» **Problem**
Present the following data again exactly as it is shown.

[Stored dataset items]

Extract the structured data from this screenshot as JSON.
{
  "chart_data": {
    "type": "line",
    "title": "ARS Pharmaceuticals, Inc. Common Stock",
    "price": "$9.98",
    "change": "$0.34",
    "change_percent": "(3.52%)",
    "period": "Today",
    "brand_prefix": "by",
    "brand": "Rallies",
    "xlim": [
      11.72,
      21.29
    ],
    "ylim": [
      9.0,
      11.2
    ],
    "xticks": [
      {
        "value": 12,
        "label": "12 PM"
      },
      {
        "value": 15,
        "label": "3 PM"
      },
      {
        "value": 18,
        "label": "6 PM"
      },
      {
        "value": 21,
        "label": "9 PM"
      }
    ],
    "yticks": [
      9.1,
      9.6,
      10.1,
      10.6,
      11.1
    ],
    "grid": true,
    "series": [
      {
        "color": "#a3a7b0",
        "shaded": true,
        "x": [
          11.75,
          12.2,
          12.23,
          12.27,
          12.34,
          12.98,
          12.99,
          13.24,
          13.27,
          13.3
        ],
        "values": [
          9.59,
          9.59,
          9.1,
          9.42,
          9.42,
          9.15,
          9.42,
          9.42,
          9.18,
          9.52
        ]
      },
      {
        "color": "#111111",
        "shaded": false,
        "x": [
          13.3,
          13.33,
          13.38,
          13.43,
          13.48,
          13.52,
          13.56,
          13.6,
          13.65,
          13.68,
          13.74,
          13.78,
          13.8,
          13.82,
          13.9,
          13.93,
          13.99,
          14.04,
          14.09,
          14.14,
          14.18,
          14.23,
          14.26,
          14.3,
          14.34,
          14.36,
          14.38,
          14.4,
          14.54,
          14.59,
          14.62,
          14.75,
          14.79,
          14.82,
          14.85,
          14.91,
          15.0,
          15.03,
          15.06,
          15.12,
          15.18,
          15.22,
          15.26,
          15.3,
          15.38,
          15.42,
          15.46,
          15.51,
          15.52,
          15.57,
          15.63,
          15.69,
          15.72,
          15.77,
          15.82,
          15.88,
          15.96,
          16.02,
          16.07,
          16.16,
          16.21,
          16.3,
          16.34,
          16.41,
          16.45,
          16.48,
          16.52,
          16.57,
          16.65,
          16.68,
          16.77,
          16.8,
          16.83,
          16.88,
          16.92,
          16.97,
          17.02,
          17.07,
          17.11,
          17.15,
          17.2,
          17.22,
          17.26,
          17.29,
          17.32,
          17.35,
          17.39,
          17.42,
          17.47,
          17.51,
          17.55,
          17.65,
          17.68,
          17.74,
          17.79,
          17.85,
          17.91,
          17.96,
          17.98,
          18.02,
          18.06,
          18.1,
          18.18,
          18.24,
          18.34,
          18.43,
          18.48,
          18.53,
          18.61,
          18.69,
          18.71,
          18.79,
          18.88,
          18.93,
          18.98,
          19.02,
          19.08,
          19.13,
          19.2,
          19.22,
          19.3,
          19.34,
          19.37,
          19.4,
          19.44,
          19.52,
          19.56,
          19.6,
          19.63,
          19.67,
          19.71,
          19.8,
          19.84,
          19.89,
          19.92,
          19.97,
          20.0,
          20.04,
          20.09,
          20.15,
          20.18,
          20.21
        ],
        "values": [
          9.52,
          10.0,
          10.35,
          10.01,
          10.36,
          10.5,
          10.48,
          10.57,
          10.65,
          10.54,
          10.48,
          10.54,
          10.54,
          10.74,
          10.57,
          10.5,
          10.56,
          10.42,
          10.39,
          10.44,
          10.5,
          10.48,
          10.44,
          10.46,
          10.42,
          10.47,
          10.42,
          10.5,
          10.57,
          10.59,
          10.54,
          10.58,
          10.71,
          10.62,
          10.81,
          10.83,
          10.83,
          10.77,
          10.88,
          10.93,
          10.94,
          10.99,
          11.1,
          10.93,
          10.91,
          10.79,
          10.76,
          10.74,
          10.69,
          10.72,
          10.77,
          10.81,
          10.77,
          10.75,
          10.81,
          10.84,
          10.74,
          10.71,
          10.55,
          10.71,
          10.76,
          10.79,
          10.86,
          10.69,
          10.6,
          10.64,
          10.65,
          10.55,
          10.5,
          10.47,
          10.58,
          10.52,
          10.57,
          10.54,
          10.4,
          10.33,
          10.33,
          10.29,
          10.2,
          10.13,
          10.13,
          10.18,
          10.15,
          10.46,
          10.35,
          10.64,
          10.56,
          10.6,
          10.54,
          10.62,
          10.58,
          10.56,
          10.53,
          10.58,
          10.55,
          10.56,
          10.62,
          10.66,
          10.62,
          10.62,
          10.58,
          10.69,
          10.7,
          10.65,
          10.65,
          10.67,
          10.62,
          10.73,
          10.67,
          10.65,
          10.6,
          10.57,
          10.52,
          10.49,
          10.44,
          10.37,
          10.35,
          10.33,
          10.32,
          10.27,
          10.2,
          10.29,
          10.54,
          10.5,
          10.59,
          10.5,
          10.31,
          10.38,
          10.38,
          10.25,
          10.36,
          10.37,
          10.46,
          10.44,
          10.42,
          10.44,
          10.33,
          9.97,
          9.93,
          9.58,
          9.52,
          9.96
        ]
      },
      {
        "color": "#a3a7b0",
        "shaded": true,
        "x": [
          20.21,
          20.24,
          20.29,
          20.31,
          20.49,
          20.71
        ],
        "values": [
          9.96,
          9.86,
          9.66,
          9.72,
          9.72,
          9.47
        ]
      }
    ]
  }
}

» **Solution to this exercise**
Extract the structured data from this screenshot as JSON.
{
  "chart_data": {
    "type": "line",
    "title": "ARS Pharmaceuticals, Inc. Common Stock",
    "price": "$9.98",
    "change": "$0.34",
    "change_percent": "(3.52%)",
    "period": "Today",
    "brand_prefix": "by",
    "brand": "Rallies",
    "xlim": [
      11.72,
      21.29
    ],
    "ylim": [
      9.0,
      11.2
    ],
    "xticks": [
      {
        "value": 12,
        "label": "12 PM"
      },
      {
        "value": 15,
        "label": "3 PM"
      },
      {
        "value": 18,
        "label": "6 PM"
      },
      {
        "value": 21,
        "label": "9 PM"
      }
    ],
    "yticks": [
      9.1,
      9.6,
      10.1,
      10.6,
      11.1
    ],
    "grid": true,
    "series": [
      {
        "color": "#a3a7b0",
        "shaded": true,
        "x": [
          11.75,
          12.2,
          12.23,
          12.27,
          12.34,
          12.98,
          12.99,
          13.24,
          13.27,
          13.3
        ],
        "values": [
          9.59,
          9.59,
          9.1,
          9.42,
          9.42,
          9.15,
          9.42,
          9.42,
          9.18,
          9.52
        ]
      },
      {
        "color": "#111111",
        "shaded": false,
        "x": [
          13.3,
          13.33,
          13.38,
          13.43,
          13.48,
          13.52,
          13.56,
          13.6,
          13.65,
          13.68,
          13.74,
          13.78,
          13.8,
          13.82,
          13.9,
          13.93,
          13.99,
          14.04,
          14.09,
          14.14,
          14.18,
          14.23,
          14.26,
          14.3,
          14.34,
          14.36,
          14.38,
          14.4,
          14.54,
          14.59,
          14.62,
          14.75,
          14.79,
          14.82,
          14.85,
          14.91,
          15.0,
          15.03,
          15.06,
          15.12,
          15.18,
          15.22,
          15.26,
          15.3,
          15.38,
          15.42,
          15.46,
          15.51,
          15.52,
          15.57,
          15.63,
          15.69,
          15.72,
          15.77,
          15.82,
          15.88,
          15.96,
          16.02,
          16.07,
          16.16,
          16.21,
          16.3,
          16.34,
          16.41,
          16.45,
          16.48,
          16.52,
          16.57,
          16.65,
          16.68,
          16.77,
          16.8,
          16.83,
          16.88,
          16.92,
          16.97,
          17.02,
          17.07,
          17.11,
          17.15,
          17.2,
          17.22,
          17.26,
          17.29,
          17.32,
          17.35,
          17.39,
          17.42,
          17.47,
          17.51,
          17.55,
          17.65,
          17.68,
          17.74,
          17.79,
          17.85,
          17.91,
          17.96,
          17.98,
          18.02,
          18.06,
          18.1,
          18.18,
          18.24,
          18.34,
          18.43,
          18.48,
          18.53,
          18.61,
          18.69,
          18.71,
          18.79,
          18.88,
          18.93,
          18.98,
          19.02,
          19.08,
          19.13,
          19.2,
          19.22,
          19.3,
          19.34,
          19.37,
          19.4,
          19.44,
          19.52,
          19.56,
          19.6,
          19.63,
          19.67,
          19.71,
          19.8,
          19.84,
          19.89,
          19.92,
          19.97,
          20.0,
          20.04,
          20.09,
          20.15,
          20.18,
          20.21
        ],
        "values": [
          9.52,
          10.0,
          10.35,
          10.01,
          10.36,
          10.5,
          10.48,
          10.57,
          10.65,
          10.54,
          10.48,
          10.54,
          10.54,
          10.74,
          10.57,
          10.5,
          10.56,
          10.42,
          10.39,
          10.44,
          10.5,
          10.48,
          10.44,
          10.46,
          10.42,
          10.47,
          10.42,
          10.5,
          10.57,
          10.59,
          10.54,
          10.58,
          10.71,
          10.62,
          10.81,
          10.83,
          10.83,
          10.77,
          10.88,
          10.93,
          10.94,
          10.99,
          11.1,
          10.93,
          10.91,
          10.79,
          10.76,
          10.74,
          10.69,
          10.72,
          10.77,
          10.81,
          10.77,
          10.75,
          10.81,
          10.84,
          10.74,
          10.71,
          10.55,
          10.71,
          10.76,
          10.79,
          10.86,
          10.69,
          10.6,
          10.64,
          10.65,
          10.55,
          10.5,
          10.47,
          10.58,
          10.52,
          10.57,
          10.54,
          10.4,
          10.33,
          10.33,
          10.29,
          10.2,
          10.13,
          10.13,
          10.18,
          10.15,
          10.46,
          10.35,
          10.64,
          10.56,
          10.6,
          10.54,
          10.62,
          10.58,
          10.56,
          10.53,
          10.58,
          10.55,
          10.56,
          10.62,
          10.66,
          10.62,
          10.62,
          10.58,
          10.69,
          10.7,
          10.65,
          10.65,
          10.67,
          10.62,
          10.73,
          10.67,
          10.65,
          10.6,
          10.57,
          10.52,
          10.49,
          10.44,
          10.37,
          10.35,
          10.33,
          10.32,
          10.27,
          10.2,
          10.29,
          10.54,
          10.5,
          10.59,
          10.5,
          10.31,
          10.38,
          10.38,
          10.25,
          10.36,
          10.37,
          10.46,
          10.44,
          10.42,
          10.44,
          10.33,
          9.97,
          9.93,
          9.58,
          9.52,
          9.96
        ]
      },
      {
        "color": "#a3a7b0",
        "shaded": true,
        "x": [
          20.21,
          20.24,
          20.29,
          20.31,
          20.49,
          20.71
        ],
        "values": [
          9.96,
          9.86,
          9.66,
          9.72,
          9.72,
          9.47
        ]
      }
    ]
  }
}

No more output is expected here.